▽

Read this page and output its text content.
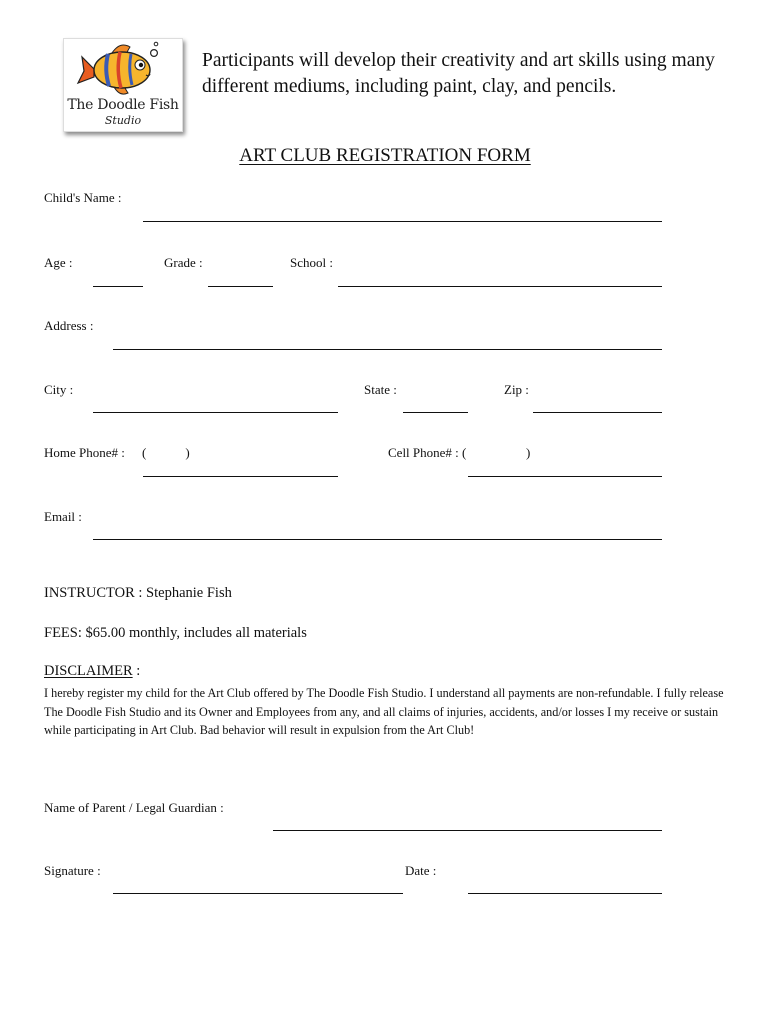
The Doodle Fish
Studio
Participants will develop their creativity and art skills using many different mediums, including paint, clay, and pencils.
ART CLUB REGISTRATION FORM
Child's Name :
Age :	Grade :	School :
Address :
City :	State :	Zip :
Home Phone# : (            )	Cell Phone# : (	)
Email :
INSTRUCTOR : Stephanie Fish
FEES: $65.00 monthly, includes all materials
DISCLAIMER :
I hereby register my child for the Art Club offered by The Doodle Fish Studio. I understand all payments are non-refundable. I fully release The Doodle Fish Studio and its Owner and Employees from any, and all claims of injuries, accidents, and/or losses I my receive or sustain while participating in Art Club. Bad behavior will result in expulsion from the Art Club!
Name of Parent / Legal Guardian :
Signature :	Date :
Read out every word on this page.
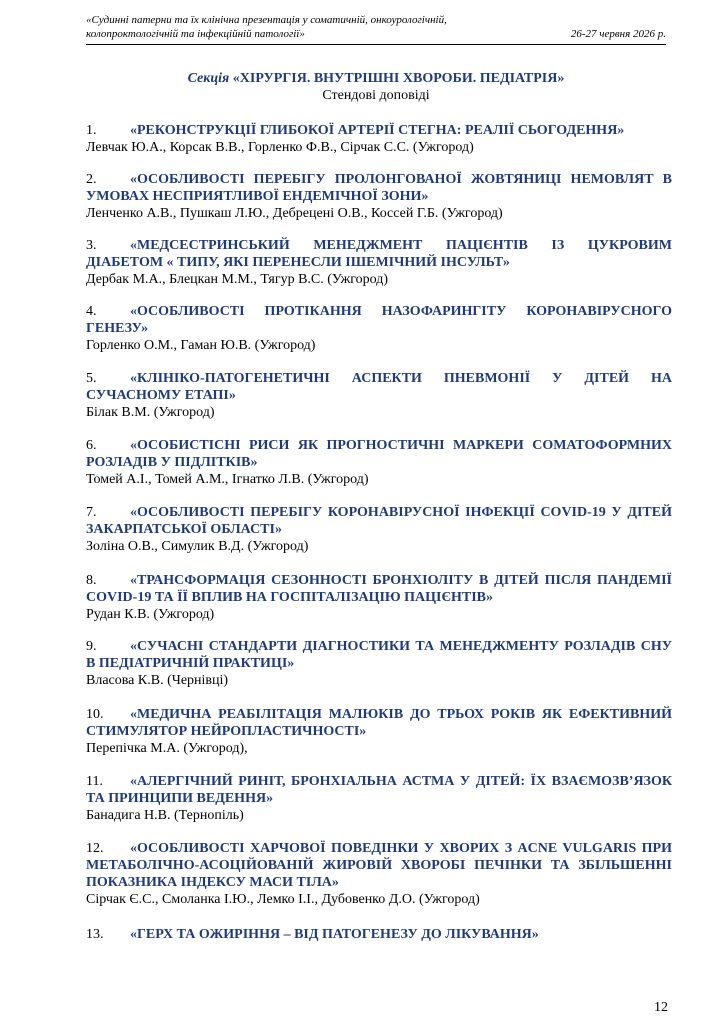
«Судинні патерни та їх клінічна презентація у соматичній, онкоурологічній,
колопроктологічній та інфекційній патології»	26-27 червня 2026 р.
Секція «ХІРУРГІЯ. ВНУТРІШНІ ХВОРОБИ. ПЕДІАТРІЯ»
Стендові доповіді

1. «РЕКОНСТРУКЦІЇ ГЛИБОКОЇ АРТЕРІЇ СТЕГНА: РЕАЛІЇ СЬОГОДЕННЯ»

Левчак Ю.А., Корсак В.В., Горленко Ф.В., Сірчак С.С. (Ужгород)

2. «ОСОБЛИВОСТІ ПЕРЕБІГУ ПРОЛОНГОВАНОЇ ЖОВТЯНИЦІ НЕМОВЛЯТ В УМОВАХ НЕСПРИЯТЛИВОЇ ЕНДЕМІЧНОЇ ЗОНИ»

Ленченко А.В., Пушкаш Л.Ю., Дебрецені О.В., Коссей Г.Б. (Ужгород)

3. «МЕДСЕСТРИНСЬКИЙ МЕНЕДЖМЕНТ ПАЦІЄНТІВ ІЗ ЦУКРОВИМ ДІАБЕТОМ « ТИПУ, ЯКІ ПЕРЕНЕСЛИ ІШЕМІЧНИЙ ІНСУЛЬТ»

Дербак М.А., Блецкан М.М., Тягур В.С. (Ужгород)

4. «ОСОБЛИВОСТІ ПРОТІКАННЯ НАЗОФАРИНГІТУ КОРОНАВІРУСНОГО ГЕНЕЗУ»

Горленко О.М., Гаман Ю.В. (Ужгород)

5. «КЛІНІКО-ПАТОГЕНЕТИЧНІ АСПЕКТИ ПНЕВМОНІЇ У ДІТЕЙ НА СУЧАСНОМУ ЕТАПІ»

Білак В.М. (Ужгород)

6. «ОСОБИСТІСНІ РИСИ ЯК ПРОГНОСТИЧНІ МАРКЕРИ СОМАТОФОРМНИХ РОЗЛАДІВ У ПІДЛІТКІВ»

Томей А.І., Томей А.М., Ігнатко Л.В. (Ужгород)

7. «ОСОБЛИВОСТІ ПЕРЕБІГУ КОРОНАВІРУСНОЇ ІНФЕКЦІЇ COVID-19 У ДІТЕЙ ЗАКАРПАТСЬКОЇ ОБЛАСТІ»

Золіна О.В., Симулик В.Д. (Ужгород)

8. «ТРАНСФОРМАЦІЯ СЕЗОННОСТІ БРОНХІОЛІТУ В ДІТЕЙ ПІСЛЯ ПАНДЕМІЇ COVID-19 ТА ЇЇ ВПЛИВ НА ГОСПІТАЛІЗАЦІЮ ПАЦІЄНТІВ»

Рудан К.В. (Ужгород)

9. «СУЧАСНІ СТАНДАРТИ ДІАГНОСТИКИ ТА МЕНЕДЖМЕНТУ РОЗЛАДІВ СНУ В ПЕДІАТРИЧНІЙ ПРАКТИЦІ»

Власова К.В. (Чернівці)

10. «МЕДИЧНА РЕАБІЛІТАЦІЯ МАЛЮКІВ ДО ТРЬОХ РОКІВ ЯК ЕФЕКТИВНИЙ СТИМУЛЯТОР НЕЙРОПЛАСТИЧНОСТІ»

Перепічка М.А. (Ужгород),

11. «АЛЕРГІЧНИЙ РИНІТ, БРОНХІАЛЬНА АСТМА У ДІТЕЙ: ЇХ ВЗАЄМОЗВ’ЯЗОК ТА ПРИНЦИПИ ВЕДЕННЯ»

Банадига Н.В. (Тернопіль)

12. «ОСОБЛИВОСТІ ХАРЧОВОЇ ПОВЕДІНКИ У ХВОРИХ З ACNE VULGARIS ПРИ МЕТАБОЛІЧНО-АСОЦІЙОВАНІЙ ЖИРОВІЙ ХВОРОБІ ПЕЧІНКИ ТА ЗБІЛЬШЕННІ ПОКАЗНИКА ІНДЕКСУ МАСИ ТІЛА»

Сірчак Є.С., Смоланка І.Ю., Лемко І.І., Дубовенко Д.О. (Ужгород)

13. «ГЕРХ ТА ОЖИРІННЯ – ВІД ПАТОГЕНЕЗУ ДО ЛІКУВАННЯ»

12
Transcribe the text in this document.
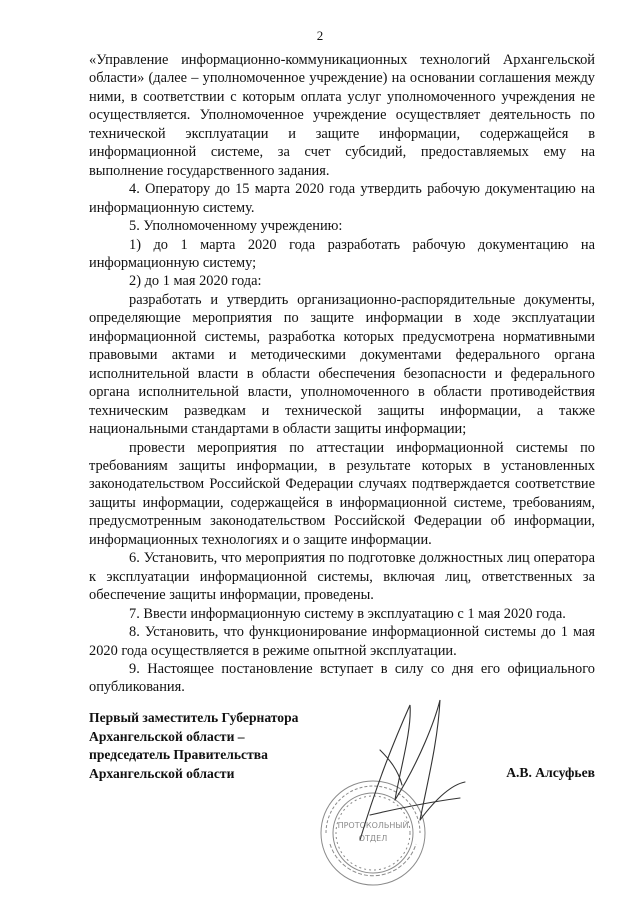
2

«Управление информационно-коммуникационных технологий Архангельской области» (далее – уполномоченное учреждение) на основании соглашения между ними, в соответствии с которым оплата услуг уполномоченного учреждения не осуществляется. Уполномоченное учреждение осуществляет деятельность по технической эксплуатации и защите информации, содержащейся в информационной системе, за счет субсидий, предоставляемых ему на выполнение государственного задания.

4. Оператору до 15 марта 2020 года утвердить рабочую документацию на информационную систему.

5. Уполномоченному учреждению:

1) до 1 марта 2020 года разработать рабочую документацию на информационную систему;

2) до 1 мая 2020 года:

разработать и утвердить организационно-распорядительные документы, определяющие мероприятия по защите информации в ходе эксплуатации информационной системы, разработка которых предусмотрена нормативными правовыми актами и методическими документами федерального органа исполнительной власти в области обеспечения безопасности и федерального органа исполнительной власти, уполномоченного в области противодействия техническим разведкам и технической защиты информации, а также национальными стандартами в области защиты информации;

провести мероприятия по аттестации информационной системы по требованиям защиты информации, в результате которых в установленных законодательством Российской Федерации случаях подтверждается соответствие защиты информации, содержащейся в информационной системе, требованиям, предусмотренным законодательством Российской Федерации об информации, информационных технологиях и о защите информации.

6. Установить, что мероприятия по подготовке должностных лиц оператора к эксплуатации информационной системы, включая лиц, ответственных за обеспечение защиты информации, проведены.

7. Ввести информационную систему в эксплуатацию с 1 мая 2020 года.

8. Установить, что функционирование информационной системы до 1 мая 2020 года осуществляется в режиме опытной эксплуатации.

9. Настоящее постановление вступает в силу со дня его официального опубликования.

Первый заместитель Губернатора
Архангельской области –
председатель Правительства
Архангельской области
ПРОТОКОЛЬНЫЙ
ОТДЕЛ
А.В. Алсуфьев
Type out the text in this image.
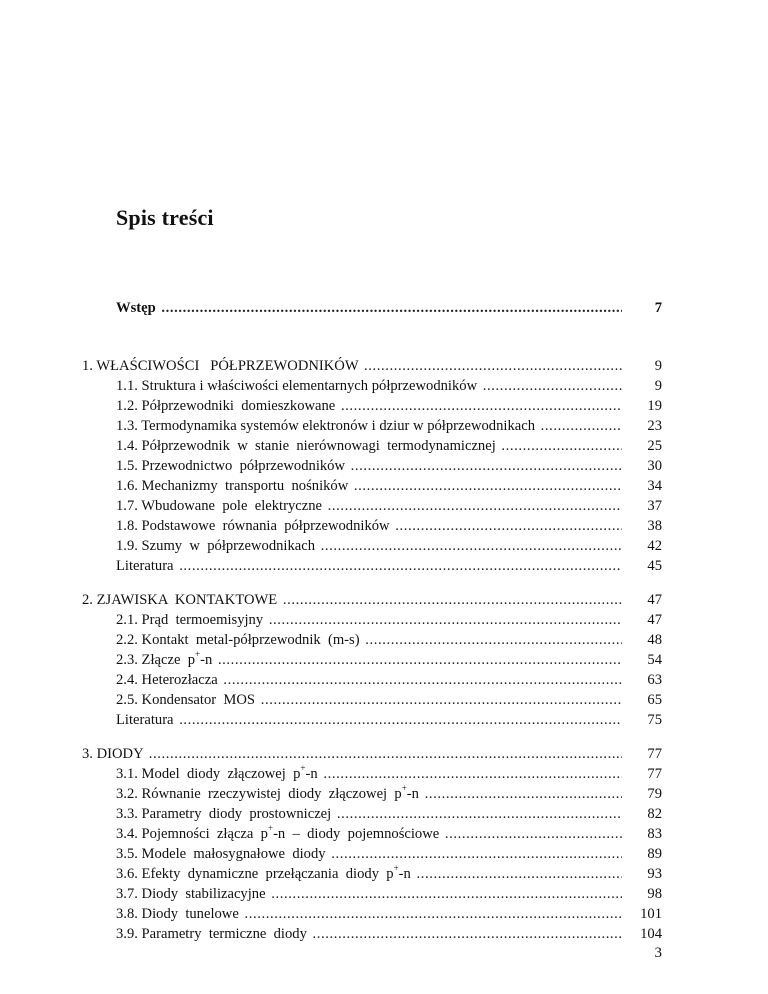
Spis treści
Wstęp .....	7
1. WŁAŚCIWOŚCI   PÓŁPRZEWODNIKÓW .....	9
1.1. Struktura i właściwości elementarnych półprzewodników .....	9
1.2. Półprzewodniki  domieszkowane .....	19
1.3. Termodynamika systemów elektronów i dziur w półprzewodnikach .....	23
1.4. Półprzewodnik  w  stanie  nierównowagi  termodynamicznej .....	25
1.5. Przewodnictwo  półprzewodników .....	30
1.6. Mechanizmy  transportu  nośników .....	34
1.7. Wbudowane  pole  elektryczne .....	37
1.8. Podstawowe  równania  półprzewodników .....	38
1.9. Szumy  w  półprzewodnikach .....	42
Literatura .....	45
2. ZJAWISKA  KONTAKTOWE .....	47
2.1. Prąd  termoemisyjny .....	47
2.2. Kontakt  metal-półprzewodnik  (m-s) .....	48
2.3. Złącze  p+-n .....	54
2.4. Heterozłacza .....	63
2.5. Kondensator  MOS .....	65
Literatura .....	75
3. DIODY .....	77
3.1. Model  diody  złączowej  p+-n .....	77
3.2. Równanie  rzeczywistej  diody  złączowej  p+-n .....	79
3.3. Parametry  diody  prostowniczej .....	82
3.4. Pojemności  złącza  p+-n  –  diody  pojemnościowe .....	83
3.5. Modele  małosygnałowe  diody .....	89
3.6. Efekty  dynamiczne  przełączania  diody  p+-n .....	93
3.7. Diody  stabilizacyjne .....	98
3.8. Diody  tunelowe .....	101
3.9. Parametry  termiczne  diody .....	104
3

△

__What is needed__:
Copy each line from the data above that includes "системе".

__Written reply__:
«Управление информационно-коммуникационных технологий Архангельской области» (далее – уполномоченное учреждение) на основании соглашения между ними, в соответствии с которым оплата услуг уполномоченного учреждения не осуществляется. Уполномоченное учреждение осуществляет деятельность по технической эксплуатации и защите информации, содержащейся в информационной системе, за счет субсидий, предоставляемых ему на выполнение государственного задания.
провести мероприятия по аттестации информационной системы по требованиям защиты информации, в результате которых в установленных законодательством Российской Федерации случаях подтверждается соответствие защиты информации, содержащейся в информационной системе, требованиям, предусмотренным законодательством Российской Федерации об информации, информационных технологиях и о защите информации.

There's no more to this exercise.